**Tasks and exercises**
1. In the hydrological modeling article, write out everything from "All these decisions" down to "journal ‘Water Resources Research’.", swapping "Rhine" for "Meuse".
2. Answer these questions using the hydrological modeling article.
(a) Which two institutions did the researchers come from?
(b) In which journal were the results published?
(c) What are parameters in a hydrological model used for?
3. Write the next part of the hydrological modeling article, picking up after its final sentence.

**Excerpted passage**
Deltares, Wageningen University: New Approach to Hydrological Modelling

Business & Finance

Water managers are continuously making decisions to guarantee water safety. These decisions relate to the short term, for example ongoing droughts or, precisely, when there is a risk of flooding. But they can also affect the long term given the more extreme events caused by climate change.

Image source: Deltares

All these decisions have one thing in common: they are often grounded on results from hydrological models.

Researchers from Deltares and Wageningen University studied a new design for a model of this kind for the Rhine. The results were published recently in the AGU journal ‘Water Resources Research’.

Designing a model like this and setting it up for a specific river basin involves a lot of challenges. In particular, setting up the parameters of the model is often thought to be a difficulty. Parameters in a hydrological model are used to link the behavior of the model to that of the river for which the model is set up.

**Data section**
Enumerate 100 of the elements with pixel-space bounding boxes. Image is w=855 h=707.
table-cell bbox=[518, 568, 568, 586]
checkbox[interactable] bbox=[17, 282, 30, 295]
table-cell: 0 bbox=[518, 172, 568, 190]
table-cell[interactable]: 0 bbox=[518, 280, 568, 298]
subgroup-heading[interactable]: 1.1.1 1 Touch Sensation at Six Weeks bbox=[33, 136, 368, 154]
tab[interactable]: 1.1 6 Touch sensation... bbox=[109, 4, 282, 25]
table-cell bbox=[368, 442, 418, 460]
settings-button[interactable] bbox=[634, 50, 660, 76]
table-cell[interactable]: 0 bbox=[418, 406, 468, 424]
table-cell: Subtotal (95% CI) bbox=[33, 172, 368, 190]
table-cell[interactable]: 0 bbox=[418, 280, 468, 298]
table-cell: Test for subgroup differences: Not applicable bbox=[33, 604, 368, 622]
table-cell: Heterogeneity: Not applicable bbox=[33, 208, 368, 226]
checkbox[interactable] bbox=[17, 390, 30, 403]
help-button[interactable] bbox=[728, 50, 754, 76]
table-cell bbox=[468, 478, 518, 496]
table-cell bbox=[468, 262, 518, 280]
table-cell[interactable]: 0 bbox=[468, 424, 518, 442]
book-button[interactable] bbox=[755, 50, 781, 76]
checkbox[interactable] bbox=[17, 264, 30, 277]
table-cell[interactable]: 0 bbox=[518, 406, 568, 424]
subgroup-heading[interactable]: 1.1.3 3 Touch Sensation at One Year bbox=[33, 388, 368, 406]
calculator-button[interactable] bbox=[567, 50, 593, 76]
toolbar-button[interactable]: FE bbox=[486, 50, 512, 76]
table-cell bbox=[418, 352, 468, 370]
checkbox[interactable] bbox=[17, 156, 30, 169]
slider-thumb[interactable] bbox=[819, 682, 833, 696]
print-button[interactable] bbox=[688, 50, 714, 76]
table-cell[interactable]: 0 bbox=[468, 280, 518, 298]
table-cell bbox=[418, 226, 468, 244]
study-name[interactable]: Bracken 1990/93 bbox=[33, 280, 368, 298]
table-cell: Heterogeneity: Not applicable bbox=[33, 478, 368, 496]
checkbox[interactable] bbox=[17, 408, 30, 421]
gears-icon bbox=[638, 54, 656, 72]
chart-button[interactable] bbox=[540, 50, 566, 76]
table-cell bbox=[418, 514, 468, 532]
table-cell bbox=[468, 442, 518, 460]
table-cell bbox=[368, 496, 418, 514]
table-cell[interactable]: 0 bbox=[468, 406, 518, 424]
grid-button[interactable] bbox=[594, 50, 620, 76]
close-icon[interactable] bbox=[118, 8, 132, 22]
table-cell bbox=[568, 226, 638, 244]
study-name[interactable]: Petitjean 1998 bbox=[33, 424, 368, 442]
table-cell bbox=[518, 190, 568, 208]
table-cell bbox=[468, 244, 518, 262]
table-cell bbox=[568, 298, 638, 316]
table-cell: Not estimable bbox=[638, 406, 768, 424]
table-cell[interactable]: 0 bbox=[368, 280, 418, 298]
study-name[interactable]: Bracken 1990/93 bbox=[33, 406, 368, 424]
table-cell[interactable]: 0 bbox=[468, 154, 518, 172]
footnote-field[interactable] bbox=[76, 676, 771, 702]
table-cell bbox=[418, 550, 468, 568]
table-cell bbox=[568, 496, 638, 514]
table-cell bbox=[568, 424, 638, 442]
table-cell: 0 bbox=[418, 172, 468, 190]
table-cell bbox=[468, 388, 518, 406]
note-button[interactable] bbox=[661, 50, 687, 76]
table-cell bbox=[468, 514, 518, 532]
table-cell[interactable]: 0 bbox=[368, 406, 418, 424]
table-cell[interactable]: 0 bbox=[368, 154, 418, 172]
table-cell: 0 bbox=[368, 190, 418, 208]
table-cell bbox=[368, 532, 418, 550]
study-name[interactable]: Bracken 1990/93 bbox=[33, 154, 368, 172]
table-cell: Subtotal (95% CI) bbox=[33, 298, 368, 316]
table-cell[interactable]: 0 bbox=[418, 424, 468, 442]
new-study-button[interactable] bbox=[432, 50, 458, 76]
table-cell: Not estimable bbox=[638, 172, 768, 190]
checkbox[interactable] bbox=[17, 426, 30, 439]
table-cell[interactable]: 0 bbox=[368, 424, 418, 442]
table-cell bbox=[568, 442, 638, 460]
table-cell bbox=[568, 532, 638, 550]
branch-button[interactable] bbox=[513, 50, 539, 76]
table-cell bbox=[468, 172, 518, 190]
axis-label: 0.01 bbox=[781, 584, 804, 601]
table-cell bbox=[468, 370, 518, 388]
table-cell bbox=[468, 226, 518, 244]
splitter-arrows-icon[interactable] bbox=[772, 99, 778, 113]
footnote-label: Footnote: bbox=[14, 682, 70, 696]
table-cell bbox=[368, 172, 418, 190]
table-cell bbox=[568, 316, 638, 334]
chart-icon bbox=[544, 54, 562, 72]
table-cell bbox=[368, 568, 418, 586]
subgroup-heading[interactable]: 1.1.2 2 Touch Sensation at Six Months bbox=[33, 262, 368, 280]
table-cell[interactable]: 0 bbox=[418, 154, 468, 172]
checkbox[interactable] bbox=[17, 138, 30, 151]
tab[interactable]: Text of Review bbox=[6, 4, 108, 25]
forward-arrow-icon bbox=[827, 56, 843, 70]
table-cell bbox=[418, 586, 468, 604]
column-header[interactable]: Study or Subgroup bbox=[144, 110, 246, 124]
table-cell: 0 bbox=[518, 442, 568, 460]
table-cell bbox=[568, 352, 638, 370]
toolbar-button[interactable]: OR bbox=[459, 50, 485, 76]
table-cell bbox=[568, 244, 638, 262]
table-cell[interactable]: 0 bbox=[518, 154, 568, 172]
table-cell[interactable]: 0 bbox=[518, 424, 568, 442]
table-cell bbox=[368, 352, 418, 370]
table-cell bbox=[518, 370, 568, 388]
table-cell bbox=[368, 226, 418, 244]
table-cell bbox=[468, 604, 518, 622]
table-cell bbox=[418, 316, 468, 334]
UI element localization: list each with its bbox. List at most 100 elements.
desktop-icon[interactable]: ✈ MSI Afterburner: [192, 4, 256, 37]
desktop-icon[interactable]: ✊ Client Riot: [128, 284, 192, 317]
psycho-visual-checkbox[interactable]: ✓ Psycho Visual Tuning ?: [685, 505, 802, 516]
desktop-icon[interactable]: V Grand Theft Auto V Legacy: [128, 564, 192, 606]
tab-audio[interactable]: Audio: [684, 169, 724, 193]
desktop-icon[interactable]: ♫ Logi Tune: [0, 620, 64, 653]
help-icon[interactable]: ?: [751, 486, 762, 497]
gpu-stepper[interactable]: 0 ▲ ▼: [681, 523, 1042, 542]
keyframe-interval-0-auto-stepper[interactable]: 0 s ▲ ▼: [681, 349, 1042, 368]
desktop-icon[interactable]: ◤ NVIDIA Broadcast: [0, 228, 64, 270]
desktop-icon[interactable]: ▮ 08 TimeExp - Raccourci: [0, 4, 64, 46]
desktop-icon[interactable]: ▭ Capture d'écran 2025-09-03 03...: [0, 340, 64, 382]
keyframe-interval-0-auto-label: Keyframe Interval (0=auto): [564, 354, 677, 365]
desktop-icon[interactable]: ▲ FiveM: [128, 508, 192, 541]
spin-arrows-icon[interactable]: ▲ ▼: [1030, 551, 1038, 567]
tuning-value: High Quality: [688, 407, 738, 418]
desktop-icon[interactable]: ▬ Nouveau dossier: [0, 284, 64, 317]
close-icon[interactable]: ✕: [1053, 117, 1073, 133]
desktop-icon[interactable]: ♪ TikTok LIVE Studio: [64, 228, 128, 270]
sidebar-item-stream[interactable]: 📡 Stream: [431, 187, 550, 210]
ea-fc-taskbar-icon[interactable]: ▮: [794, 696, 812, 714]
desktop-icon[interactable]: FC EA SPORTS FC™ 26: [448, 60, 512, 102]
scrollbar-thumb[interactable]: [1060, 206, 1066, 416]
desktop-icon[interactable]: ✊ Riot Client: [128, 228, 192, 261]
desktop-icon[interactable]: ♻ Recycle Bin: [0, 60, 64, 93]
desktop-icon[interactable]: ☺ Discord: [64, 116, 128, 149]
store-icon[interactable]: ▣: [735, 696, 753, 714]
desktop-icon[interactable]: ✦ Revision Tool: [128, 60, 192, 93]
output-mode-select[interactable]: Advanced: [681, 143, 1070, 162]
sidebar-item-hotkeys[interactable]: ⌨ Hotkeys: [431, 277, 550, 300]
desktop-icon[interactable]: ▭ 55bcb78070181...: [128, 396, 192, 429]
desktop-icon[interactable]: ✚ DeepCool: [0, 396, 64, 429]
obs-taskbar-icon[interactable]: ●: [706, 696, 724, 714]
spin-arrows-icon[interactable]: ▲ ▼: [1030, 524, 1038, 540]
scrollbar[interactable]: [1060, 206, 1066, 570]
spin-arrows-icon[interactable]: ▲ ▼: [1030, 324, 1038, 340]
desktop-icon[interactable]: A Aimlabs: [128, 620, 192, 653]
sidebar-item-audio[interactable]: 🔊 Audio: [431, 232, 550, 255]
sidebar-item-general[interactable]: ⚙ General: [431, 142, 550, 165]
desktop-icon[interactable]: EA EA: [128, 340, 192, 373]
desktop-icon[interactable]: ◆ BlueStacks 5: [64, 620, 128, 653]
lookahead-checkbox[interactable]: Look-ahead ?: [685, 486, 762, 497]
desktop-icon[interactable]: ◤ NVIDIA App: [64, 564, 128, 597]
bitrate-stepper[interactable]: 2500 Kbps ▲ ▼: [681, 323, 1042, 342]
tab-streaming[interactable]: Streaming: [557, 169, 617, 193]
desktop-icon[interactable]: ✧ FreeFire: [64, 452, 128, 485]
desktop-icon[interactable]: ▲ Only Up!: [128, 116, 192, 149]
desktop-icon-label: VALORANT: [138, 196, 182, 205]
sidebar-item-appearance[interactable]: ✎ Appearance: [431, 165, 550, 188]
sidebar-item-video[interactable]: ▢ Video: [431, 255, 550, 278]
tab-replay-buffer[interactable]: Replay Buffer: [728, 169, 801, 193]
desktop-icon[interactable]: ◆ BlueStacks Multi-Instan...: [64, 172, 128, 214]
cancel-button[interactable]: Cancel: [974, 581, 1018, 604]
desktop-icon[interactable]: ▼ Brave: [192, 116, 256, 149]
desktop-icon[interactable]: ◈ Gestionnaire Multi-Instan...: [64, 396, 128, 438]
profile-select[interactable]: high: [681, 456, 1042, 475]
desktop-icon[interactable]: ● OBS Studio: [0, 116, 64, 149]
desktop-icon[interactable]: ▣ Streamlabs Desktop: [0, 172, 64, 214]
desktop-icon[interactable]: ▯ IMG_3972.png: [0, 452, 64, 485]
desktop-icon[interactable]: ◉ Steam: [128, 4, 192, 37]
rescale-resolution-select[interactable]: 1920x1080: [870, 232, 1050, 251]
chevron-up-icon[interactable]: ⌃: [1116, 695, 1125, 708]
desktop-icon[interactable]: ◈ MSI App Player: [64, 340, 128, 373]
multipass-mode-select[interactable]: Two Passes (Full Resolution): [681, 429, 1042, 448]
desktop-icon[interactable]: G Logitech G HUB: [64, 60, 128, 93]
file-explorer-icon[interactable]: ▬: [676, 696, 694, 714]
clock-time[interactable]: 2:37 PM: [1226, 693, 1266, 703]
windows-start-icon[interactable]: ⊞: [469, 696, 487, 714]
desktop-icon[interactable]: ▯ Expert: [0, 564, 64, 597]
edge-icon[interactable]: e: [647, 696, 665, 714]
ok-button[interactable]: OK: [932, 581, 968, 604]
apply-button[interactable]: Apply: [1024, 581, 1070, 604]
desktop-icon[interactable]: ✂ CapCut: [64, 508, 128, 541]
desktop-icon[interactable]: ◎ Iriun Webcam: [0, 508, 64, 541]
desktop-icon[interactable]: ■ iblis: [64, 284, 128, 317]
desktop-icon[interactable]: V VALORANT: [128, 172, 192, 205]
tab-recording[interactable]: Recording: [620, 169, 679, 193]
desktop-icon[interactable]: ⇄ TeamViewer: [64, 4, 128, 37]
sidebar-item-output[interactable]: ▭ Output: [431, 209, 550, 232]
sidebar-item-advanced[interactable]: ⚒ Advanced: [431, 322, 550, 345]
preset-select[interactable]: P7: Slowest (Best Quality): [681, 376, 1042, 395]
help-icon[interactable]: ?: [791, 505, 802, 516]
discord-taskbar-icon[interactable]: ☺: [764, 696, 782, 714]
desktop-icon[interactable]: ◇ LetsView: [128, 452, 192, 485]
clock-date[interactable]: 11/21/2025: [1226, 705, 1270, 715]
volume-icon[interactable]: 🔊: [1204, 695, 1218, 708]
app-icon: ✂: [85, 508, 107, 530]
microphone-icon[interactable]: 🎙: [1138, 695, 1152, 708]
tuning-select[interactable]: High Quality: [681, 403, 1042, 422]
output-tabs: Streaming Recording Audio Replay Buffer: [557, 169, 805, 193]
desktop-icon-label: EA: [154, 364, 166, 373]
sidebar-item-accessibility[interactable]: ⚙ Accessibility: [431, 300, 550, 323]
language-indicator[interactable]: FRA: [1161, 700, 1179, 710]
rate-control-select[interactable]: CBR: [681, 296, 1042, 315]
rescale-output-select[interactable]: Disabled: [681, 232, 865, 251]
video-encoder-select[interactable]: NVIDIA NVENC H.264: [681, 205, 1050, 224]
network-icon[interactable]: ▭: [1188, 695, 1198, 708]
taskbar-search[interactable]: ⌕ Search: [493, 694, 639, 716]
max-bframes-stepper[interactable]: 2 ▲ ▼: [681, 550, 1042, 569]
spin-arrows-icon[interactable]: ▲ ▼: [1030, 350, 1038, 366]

**Exercise responses**
1.
All these decisions have one thing in common: they are often grounded on results from hydrological models.

Researchers from Deltares and Wageningen University studied a new design for a model of this kind for the Meuse. The results were published recently in the AGU journal ‘Water Resources Research’.

2.
(a) Deltares and Wageningen University.
(b) The AGU journal ‘Water Resources Research’.
(c) They link the behavior of the model to that of the river for which the model is set up.

3.
Current hydrological models are spatially distributed, which means that they divide the river basin into small cells of, for example, one square kilometre. A set of parameters are in place for each cell.

“Until now, the parameter values were determined using calibration methods that were applied to all the model parameters. However, with the ongoing increase in spatial resolution that we use to model river basins, this approach is becoming an unattainable multidimensional challenge,” said Deltares.

In this study, the parameters of a hydrological model were estimated using experimental functions from the literature that have been derived in laboratories worldwide.

The functions use freely available information about the locality – such as soil, vegetation and land use data – to estimate physical properties.